DIRECTIVE: An exact copy of the records is required, minus the pictures they hold.

PROVIDED INFORMATION:
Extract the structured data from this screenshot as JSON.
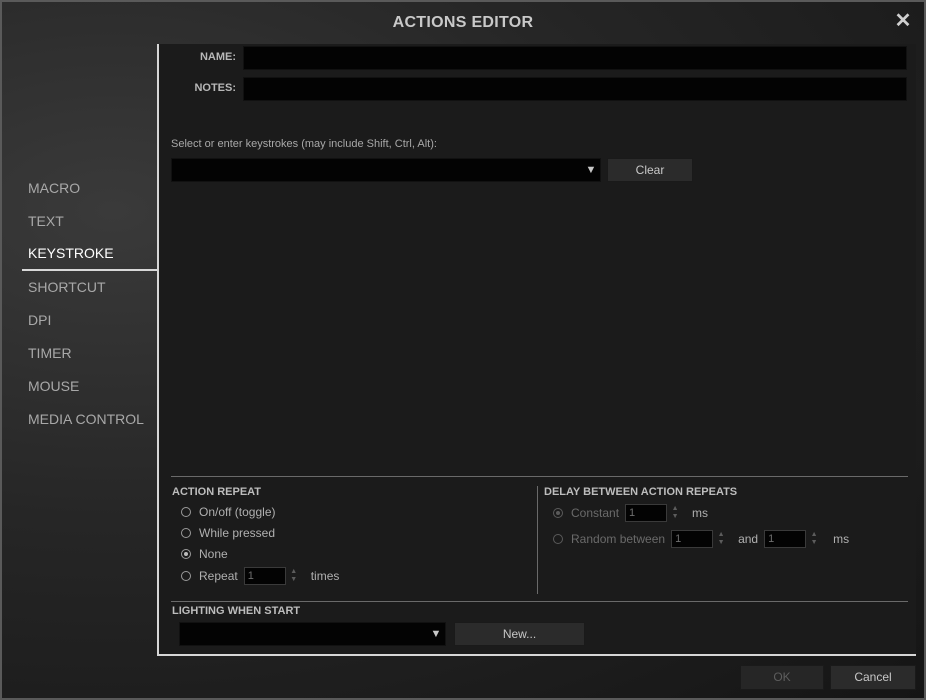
{
  "window": {
    "title": "ACTIONS EDITOR",
    "close_icon": "close-icon"
  },
  "nav": {
    "items": [
      {
        "label": "MACRO"
      },
      {
        "label": "TEXT"
      },
      {
        "label": "KEYSTROKE",
        "active": true
      },
      {
        "label": "SHORTCUT"
      },
      {
        "label": "DPI"
      },
      {
        "label": "TIMER"
      },
      {
        "label": "MOUSE"
      },
      {
        "label": "MEDIA CONTROL"
      }
    ]
  },
  "form": {
    "name_label": "NAME:",
    "name_value": "",
    "notes_label": "NOTES:",
    "notes_value": ""
  },
  "keystroke": {
    "prompt": "Select or enter keystrokes (may include Shift, Ctrl, Alt):",
    "selected": "",
    "clear_label": "Clear"
  },
  "action_repeat": {
    "title": "ACTION REPEAT",
    "options": [
      {
        "label": "On/off (toggle)",
        "checked": false
      },
      {
        "label": "While pressed",
        "checked": false
      },
      {
        "label": "None",
        "checked": true
      },
      {
        "label": "Repeat",
        "checked": false
      }
    ],
    "repeat_value": "1",
    "repeat_unit": "times"
  },
  "delay": {
    "title": "DELAY BETWEEN ACTION REPEATS",
    "constant_label": "Constant",
    "constant_value": "1",
    "constant_unit": "ms",
    "random_label": "Random between",
    "random_min": "1",
    "random_and": "and",
    "random_max": "1",
    "random_unit": "ms"
  },
  "lighting": {
    "title": "LIGHTING WHEN START",
    "selected": "",
    "new_label": "New..."
  },
  "footer": {
    "ok_label": "OK",
    "cancel_label": "Cancel"
  }
}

REPLY TO THE EXERCISE:
Extract the structured data from this screenshot as JSON.
{
  "window": {
    "title": "ACTIONS EDITOR",
    "close_icon": "close-icon"
  },
  "nav": {
    "items": [
      {
        "label": "MACRO"
      },
      {
        "label": "TEXT"
      },
      {
        "label": "KEYSTROKE",
        "active": true
      },
      {
        "label": "SHORTCUT"
      },
      {
        "label": "DPI"
      },
      {
        "label": "TIMER"
      },
      {
        "label": "MOUSE"
      },
      {
        "label": "MEDIA CONTROL"
      }
    ]
  },
  "form": {
    "name_label": "NAME:",
    "name_value": "",
    "notes_label": "NOTES:",
    "notes_value": ""
  },
  "keystroke": {
    "prompt": "Select or enter keystrokes (may include Shift, Ctrl, Alt):",
    "selected": "",
    "clear_label": "Clear"
  },
  "action_repeat": {
    "title": "ACTION REPEAT",
    "options": [
      {
        "label": "On/off (toggle)",
        "checked": false
      },
      {
        "label": "While pressed",
        "checked": false
      },
      {
        "label": "None",
        "checked": true
      },
      {
        "label": "Repeat",
        "checked": false
      }
    ],
    "repeat_value": "1",
    "repeat_unit": "times"
  },
  "delay": {
    "title": "DELAY BETWEEN ACTION REPEATS",
    "constant_label": "Constant",
    "constant_value": "1",
    "constant_unit": "ms",
    "random_label": "Random between",
    "random_min": "1",
    "random_and": "and",
    "random_max": "1",
    "random_unit": "ms"
  },
  "lighting": {
    "title": "LIGHTING WHEN START",
    "selected": "",
    "new_label": "New..."
  },
  "footer": {
    "ok_label": "OK",
    "cancel_label": "Cancel"
  }
}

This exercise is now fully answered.